* _Reading text_
**********
Weavers Needle is an iconic Arizona summit, as the most striking peak among a wonderland of rock pinnacles in the Superstition Wilderness east of Phoenix. It can be seen from miles around, and the view from Fremont Saddle along Peralta Trail is one of the most popular hikes in the area. The Needle is a classic climb of the region, even though technical climbing is a very small portion of it. It's a worthy summit because of the formation's prestige, the view from the top, and the fun of a day out on desert rock. It also makes a good introduction for newbies to adventure climbing.

What's required is about 8 miles round-trip hiking, some off-trail navigation, roughly 4 pitches of 4th and easy 5th-class trad climbing, and a few rappels. Weavers Needle looks like a singular, sheer formation from Fremont Saddle, but it actually has two distinct summits split by a pronounced saddle. The route follows a gully between them in the west face. After the gully tops out, it ascends ledges and obvious weaknesses to the top of the taller north summit.

Begin from Peralta Trailhead and hike over Fremont Saddle. From there, you'll be hiking through the burn area of the 2020 Sawtooth Fire. After going about 1.5 miles beyond the saddle, when you are directly beneath the gully in the west face, look for a cairned climbers' trail on the right. There is more than one way to go, so don't worry too much about finding exactly the right path. Drop into the wash then look for more cairns leading up the slope toward the Needle. This is where routefinding is required, because the climbers' trails are not always obvious and a web of possible routes exists. Look carefully for previously traveled paths and try to stay on them, both for safety and to reduce further erosion.
**********
* _Given information_
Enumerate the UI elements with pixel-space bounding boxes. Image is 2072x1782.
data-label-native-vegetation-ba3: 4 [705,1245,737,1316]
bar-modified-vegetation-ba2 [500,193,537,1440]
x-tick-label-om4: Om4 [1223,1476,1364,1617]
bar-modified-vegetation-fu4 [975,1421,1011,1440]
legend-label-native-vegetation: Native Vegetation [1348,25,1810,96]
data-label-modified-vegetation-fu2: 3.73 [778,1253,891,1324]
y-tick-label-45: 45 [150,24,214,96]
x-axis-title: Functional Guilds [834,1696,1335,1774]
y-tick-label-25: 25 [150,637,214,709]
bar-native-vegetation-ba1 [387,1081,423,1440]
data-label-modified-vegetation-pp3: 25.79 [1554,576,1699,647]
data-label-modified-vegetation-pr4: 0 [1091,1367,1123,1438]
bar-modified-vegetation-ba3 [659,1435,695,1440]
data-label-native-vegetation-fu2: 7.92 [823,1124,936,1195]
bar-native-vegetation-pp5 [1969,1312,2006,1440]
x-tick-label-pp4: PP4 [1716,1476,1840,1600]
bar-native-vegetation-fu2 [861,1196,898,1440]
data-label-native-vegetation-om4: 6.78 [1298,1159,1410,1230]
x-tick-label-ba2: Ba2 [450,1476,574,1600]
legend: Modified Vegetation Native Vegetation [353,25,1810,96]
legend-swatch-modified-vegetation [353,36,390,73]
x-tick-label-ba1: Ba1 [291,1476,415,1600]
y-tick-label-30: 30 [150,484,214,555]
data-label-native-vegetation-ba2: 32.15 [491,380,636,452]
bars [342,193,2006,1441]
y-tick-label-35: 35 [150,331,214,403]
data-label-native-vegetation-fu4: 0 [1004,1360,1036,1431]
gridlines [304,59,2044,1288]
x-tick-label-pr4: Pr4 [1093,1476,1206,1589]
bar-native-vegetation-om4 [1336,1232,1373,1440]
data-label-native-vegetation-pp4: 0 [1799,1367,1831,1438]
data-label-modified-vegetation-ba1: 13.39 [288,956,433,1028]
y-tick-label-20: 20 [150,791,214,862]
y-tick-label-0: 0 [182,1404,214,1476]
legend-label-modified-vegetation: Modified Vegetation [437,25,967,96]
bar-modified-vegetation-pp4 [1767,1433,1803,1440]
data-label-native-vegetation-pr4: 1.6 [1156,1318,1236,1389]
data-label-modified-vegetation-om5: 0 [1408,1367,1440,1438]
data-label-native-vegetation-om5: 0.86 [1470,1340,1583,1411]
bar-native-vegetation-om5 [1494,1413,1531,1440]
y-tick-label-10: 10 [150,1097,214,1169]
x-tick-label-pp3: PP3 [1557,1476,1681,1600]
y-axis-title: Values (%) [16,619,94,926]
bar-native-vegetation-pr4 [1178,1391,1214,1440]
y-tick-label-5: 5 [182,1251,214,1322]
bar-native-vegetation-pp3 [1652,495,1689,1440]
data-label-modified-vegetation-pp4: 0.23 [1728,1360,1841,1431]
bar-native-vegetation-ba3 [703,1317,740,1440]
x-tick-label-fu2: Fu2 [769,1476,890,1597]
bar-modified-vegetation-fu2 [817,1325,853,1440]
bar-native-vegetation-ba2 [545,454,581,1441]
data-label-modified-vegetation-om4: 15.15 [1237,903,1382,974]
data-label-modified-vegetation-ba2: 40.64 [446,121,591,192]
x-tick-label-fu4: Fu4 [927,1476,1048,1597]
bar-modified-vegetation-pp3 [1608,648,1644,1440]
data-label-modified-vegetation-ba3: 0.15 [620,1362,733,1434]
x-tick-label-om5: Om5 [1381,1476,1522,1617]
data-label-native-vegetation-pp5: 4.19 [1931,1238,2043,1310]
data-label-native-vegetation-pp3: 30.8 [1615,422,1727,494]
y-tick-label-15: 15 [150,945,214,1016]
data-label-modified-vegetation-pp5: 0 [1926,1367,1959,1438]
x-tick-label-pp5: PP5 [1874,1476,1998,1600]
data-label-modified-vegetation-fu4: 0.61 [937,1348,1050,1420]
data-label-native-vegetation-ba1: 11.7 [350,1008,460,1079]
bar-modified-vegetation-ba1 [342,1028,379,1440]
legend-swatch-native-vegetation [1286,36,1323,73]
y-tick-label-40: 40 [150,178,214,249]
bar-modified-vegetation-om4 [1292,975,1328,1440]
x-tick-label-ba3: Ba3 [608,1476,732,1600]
**********
* _Exercise set_
[a] Update the Weavers Needle text from "Begin from Peralta" down to "reduce further erosion.", swapping "wash" for "dry streambed".
[b] Please mark each statement yes or no according to the Weavers Needle text, quoting the words that decide it: (i) The route ends at the top of the taller south summit. (ii) The outing involves about 8 miles of round-trip hiking. (iii) About 1.5 miles beyond the saddle, the cairned climbers' trail is on the left.
The listing was taken from a different source.

* _Answers to each task_
[a]
Begin from Peralta Trailhead and hike over Fremont Saddle. From there, you'll be hiking through the burn area of the 2020 Sawtooth Fire. After going about 1.5 miles beyond the saddle, when you are directly beneath the gully in the west face, look for a cairned climbers' trail on the right. There is more than one way to go, so don't worry too much about finding exactly the right path. Drop into the dry streambed then look for more cairns leading up the slope toward the Needle. This is where routefinding is required, because the climbers' trails are not always obvious and a web of possible routes exists. Look carefully for previously traveled paths and try to stay on them, both for safety and to reduce further erosion.

[b]
(i) No: "to the top of the taller north summit."
(ii) Yes: "about 8 miles round-trip hiking"
(iii) No: "look for a cairned climbers' trail on the right"